— START Working data —

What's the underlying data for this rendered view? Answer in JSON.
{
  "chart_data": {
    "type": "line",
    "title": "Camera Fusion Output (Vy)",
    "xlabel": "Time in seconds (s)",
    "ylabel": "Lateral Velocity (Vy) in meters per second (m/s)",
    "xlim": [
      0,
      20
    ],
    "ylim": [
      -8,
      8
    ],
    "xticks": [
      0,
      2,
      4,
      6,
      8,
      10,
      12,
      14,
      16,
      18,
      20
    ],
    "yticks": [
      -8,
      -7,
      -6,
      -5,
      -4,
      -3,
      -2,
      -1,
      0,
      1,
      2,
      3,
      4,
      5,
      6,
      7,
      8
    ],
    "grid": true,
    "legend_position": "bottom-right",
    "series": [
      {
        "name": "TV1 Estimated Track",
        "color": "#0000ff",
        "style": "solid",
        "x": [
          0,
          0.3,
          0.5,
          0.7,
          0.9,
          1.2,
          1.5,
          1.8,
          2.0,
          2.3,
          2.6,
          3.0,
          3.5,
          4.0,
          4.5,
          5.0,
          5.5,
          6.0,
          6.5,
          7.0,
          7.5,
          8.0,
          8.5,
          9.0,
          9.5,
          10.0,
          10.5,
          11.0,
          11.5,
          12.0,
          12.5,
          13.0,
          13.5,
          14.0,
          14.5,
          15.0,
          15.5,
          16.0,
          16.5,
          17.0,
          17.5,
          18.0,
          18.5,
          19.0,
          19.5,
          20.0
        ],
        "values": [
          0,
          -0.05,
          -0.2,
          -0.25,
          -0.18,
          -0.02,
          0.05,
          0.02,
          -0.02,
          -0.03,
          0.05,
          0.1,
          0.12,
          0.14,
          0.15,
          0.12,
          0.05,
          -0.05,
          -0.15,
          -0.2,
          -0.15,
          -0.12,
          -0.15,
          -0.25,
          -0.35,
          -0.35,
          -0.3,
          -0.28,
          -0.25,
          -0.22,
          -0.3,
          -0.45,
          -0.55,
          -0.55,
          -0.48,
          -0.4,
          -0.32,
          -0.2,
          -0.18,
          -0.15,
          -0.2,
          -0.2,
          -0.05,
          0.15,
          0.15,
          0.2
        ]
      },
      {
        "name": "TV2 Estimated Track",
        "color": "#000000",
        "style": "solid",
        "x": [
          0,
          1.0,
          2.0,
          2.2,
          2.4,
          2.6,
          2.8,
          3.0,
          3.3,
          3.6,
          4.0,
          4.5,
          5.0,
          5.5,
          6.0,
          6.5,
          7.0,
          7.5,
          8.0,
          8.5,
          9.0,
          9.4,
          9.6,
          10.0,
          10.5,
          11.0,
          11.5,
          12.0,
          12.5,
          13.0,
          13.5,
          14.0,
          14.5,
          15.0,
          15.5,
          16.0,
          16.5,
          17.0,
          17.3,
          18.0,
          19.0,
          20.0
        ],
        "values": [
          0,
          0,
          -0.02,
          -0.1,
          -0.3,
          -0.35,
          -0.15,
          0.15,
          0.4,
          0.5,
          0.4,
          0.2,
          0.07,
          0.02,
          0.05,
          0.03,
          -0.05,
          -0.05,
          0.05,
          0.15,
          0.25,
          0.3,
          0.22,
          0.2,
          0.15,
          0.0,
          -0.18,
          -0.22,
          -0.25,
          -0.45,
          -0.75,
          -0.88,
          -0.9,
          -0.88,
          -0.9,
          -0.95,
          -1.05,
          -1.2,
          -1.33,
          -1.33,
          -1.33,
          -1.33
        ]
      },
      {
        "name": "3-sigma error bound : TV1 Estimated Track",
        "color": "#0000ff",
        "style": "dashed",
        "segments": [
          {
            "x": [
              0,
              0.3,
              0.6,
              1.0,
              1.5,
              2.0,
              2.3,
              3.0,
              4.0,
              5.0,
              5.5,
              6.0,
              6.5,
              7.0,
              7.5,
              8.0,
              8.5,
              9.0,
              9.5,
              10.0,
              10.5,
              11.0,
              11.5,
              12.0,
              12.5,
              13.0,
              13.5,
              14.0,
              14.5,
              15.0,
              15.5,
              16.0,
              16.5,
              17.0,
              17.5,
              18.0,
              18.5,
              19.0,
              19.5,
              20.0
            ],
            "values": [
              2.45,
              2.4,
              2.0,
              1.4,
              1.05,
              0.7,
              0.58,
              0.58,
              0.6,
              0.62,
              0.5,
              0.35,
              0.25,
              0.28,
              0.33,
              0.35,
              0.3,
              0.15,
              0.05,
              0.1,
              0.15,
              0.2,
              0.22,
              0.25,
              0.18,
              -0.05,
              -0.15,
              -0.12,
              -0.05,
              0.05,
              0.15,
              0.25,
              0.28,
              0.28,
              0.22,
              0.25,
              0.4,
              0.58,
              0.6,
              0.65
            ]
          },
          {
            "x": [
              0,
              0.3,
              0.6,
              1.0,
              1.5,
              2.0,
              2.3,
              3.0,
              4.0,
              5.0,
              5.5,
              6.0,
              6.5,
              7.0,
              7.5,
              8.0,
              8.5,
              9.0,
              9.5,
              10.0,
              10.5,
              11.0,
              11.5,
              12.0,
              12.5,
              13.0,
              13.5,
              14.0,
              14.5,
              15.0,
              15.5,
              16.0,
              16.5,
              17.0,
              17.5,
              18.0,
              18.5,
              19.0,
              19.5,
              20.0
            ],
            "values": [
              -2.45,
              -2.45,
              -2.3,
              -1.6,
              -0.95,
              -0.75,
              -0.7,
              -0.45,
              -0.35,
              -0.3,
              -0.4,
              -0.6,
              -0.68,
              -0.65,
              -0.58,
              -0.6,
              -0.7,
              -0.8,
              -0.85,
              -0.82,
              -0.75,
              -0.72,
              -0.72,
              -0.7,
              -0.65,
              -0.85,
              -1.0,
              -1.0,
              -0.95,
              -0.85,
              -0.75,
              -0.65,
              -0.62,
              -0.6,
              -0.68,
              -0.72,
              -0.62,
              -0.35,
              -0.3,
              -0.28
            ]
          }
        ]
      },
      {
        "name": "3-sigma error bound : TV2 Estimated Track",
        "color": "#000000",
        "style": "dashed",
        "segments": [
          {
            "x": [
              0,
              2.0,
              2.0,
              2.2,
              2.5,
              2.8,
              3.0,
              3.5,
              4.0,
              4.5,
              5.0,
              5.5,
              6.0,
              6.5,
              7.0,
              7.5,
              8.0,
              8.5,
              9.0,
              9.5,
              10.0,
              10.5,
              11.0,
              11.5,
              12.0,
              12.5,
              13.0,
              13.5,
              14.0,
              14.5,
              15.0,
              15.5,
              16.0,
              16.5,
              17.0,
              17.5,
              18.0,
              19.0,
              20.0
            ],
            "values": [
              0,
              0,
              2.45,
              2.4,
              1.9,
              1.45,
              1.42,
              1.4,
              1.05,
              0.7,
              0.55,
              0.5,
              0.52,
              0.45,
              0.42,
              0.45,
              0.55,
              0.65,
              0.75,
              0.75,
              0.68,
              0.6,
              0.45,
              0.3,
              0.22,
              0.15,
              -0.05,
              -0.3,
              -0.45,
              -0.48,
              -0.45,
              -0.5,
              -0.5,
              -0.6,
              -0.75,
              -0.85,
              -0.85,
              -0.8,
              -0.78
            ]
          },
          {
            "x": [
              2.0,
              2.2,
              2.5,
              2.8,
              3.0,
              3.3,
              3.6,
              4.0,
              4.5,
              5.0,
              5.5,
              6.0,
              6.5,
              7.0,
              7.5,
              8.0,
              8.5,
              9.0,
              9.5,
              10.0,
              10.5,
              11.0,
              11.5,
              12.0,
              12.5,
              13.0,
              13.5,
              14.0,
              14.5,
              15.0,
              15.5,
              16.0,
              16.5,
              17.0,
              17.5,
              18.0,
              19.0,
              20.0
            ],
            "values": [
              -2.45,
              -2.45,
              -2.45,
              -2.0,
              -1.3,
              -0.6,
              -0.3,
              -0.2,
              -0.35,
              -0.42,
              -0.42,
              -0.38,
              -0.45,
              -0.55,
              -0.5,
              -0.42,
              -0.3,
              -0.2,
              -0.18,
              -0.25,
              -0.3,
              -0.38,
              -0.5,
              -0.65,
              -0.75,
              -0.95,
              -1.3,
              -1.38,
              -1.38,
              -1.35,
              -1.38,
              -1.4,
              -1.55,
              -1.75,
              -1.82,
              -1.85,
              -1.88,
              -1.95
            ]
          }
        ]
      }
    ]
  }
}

— END Working data —

● **Given instruction**
Working from the entries above, return all lines that contain "name".

● **Result of this exercise**
        "name": "TV1 Estimated Track",
        "name": "TV2 Estimated Track",
        "name": "3-sigma error bound : TV1 Estimated Track",
        "name": "3-sigma error bound : TV2 Estimated Track",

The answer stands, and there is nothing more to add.